- [Entries]:
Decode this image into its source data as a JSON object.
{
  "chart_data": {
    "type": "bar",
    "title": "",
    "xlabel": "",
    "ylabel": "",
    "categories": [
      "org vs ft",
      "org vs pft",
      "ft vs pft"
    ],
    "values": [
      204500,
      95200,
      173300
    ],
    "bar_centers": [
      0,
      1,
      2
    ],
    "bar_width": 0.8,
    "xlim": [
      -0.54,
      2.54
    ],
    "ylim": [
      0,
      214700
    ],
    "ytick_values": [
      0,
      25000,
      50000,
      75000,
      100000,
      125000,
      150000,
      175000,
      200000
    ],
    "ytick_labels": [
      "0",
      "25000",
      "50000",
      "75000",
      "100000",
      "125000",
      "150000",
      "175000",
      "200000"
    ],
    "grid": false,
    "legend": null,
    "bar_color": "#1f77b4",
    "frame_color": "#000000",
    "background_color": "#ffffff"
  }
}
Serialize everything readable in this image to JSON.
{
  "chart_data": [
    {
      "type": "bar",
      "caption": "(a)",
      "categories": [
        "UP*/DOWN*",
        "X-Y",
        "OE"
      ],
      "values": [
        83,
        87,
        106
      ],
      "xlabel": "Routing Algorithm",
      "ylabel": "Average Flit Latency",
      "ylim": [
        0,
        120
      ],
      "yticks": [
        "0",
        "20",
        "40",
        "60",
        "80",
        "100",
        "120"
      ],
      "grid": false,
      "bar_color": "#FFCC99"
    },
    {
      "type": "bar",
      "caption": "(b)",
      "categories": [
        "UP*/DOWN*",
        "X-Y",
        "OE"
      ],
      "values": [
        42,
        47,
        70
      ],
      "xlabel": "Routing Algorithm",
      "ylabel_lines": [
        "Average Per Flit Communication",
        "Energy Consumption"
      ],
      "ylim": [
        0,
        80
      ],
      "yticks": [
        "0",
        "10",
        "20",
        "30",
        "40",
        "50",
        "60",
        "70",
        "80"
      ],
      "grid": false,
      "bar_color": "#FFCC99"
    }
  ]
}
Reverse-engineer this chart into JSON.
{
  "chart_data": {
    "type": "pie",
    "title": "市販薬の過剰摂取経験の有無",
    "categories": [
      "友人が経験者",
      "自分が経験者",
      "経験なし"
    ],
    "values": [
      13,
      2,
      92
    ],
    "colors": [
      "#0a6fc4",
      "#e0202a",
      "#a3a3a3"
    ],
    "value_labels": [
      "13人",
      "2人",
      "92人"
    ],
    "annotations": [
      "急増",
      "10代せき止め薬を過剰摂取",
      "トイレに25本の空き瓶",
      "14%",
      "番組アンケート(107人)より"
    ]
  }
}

- [Set problem]:
Extract every entry above as it appears.

- [The completed task]:
Decode this image into its source data as a JSON object.
{
  "chart_data": {
    "type": "bar",
    "title": "",
    "xlabel": "",
    "ylabel": "",
    "categories": [
      "org vs ft",
      "org vs pft",
      "ft vs pft"
    ],
    "values": [
      204500,
      95200,
      173300
    ],
    "bar_centers": [
      0,
      1,
      2
    ],
    "bar_width": 0.8,
    "xlim": [
      -0.54,
      2.54
    ],
    "ylim": [
      0,
      214700
    ],
    "ytick_values": [
      0,
      25000,
      50000,
      75000,
      100000,
      125000,
      150000,
      175000,
      200000
    ],
    "ytick_labels": [
      "0",
      "25000",
      "50000",
      "75000",
      "100000",
      "125000",
      "150000",
      "175000",
      "200000"
    ],
    "grid": false,
    "legend": null,
    "bar_color": "#1f77b4",
    "frame_color": "#000000",
    "background_color": "#ffffff"
  }
}
Serialize everything readable in this image to JSON.
{
  "chart_data": [
    {
      "type": "bar",
      "caption": "(a)",
      "categories": [
        "UP*/DOWN*",
        "X-Y",
        "OE"
      ],
      "values": [
        83,
        87,
        106
      ],
      "xlabel": "Routing Algorithm",
      "ylabel": "Average Flit Latency",
      "ylim": [
        0,
        120
      ],
      "yticks": [
        "0",
        "20",
        "40",
        "60",
        "80",
        "100",
        "120"
      ],
      "grid": false,
      "bar_color": "#FFCC99"
    },
    {
      "type": "bar",
      "caption": "(b)",
      "categories": [
        "UP*/DOWN*",
        "X-Y",
        "OE"
      ],
      "values": [
        42,
        47,
        70
      ],
      "xlabel": "Routing Algorithm",
      "ylabel_lines": [
        "Average Per Flit Communication",
        "Energy Consumption"
      ],
      "ylim": [
        0,
        80
      ],
      "yticks": [
        "0",
        "10",
        "20",
        "30",
        "40",
        "50",
        "60",
        "70",
        "80"
      ],
      "grid": false,
      "bar_color": "#FFCC99"
    }
  ]
}
Reverse-engineer this chart into JSON.
{
  "chart_data": {
    "type": "pie",
    "title": "市販薬の過剰摂取経験の有無",
    "categories": [
      "友人が経験者",
      "自分が経験者",
      "経験なし"
    ],
    "values": [
      13,
      2,
      92
    ],
    "colors": [
      "#0a6fc4",
      "#e0202a",
      "#a3a3a3"
    ],
    "value_labels": [
      "13人",
      "2人",
      "92人"
    ],
    "annotations": [
      "急増",
      "10代せき止め薬を過剰摂取",
      "トイレに25本の空き瓶",
      "14%",
      "番組アンケート(107人)より"
    ]
  }
}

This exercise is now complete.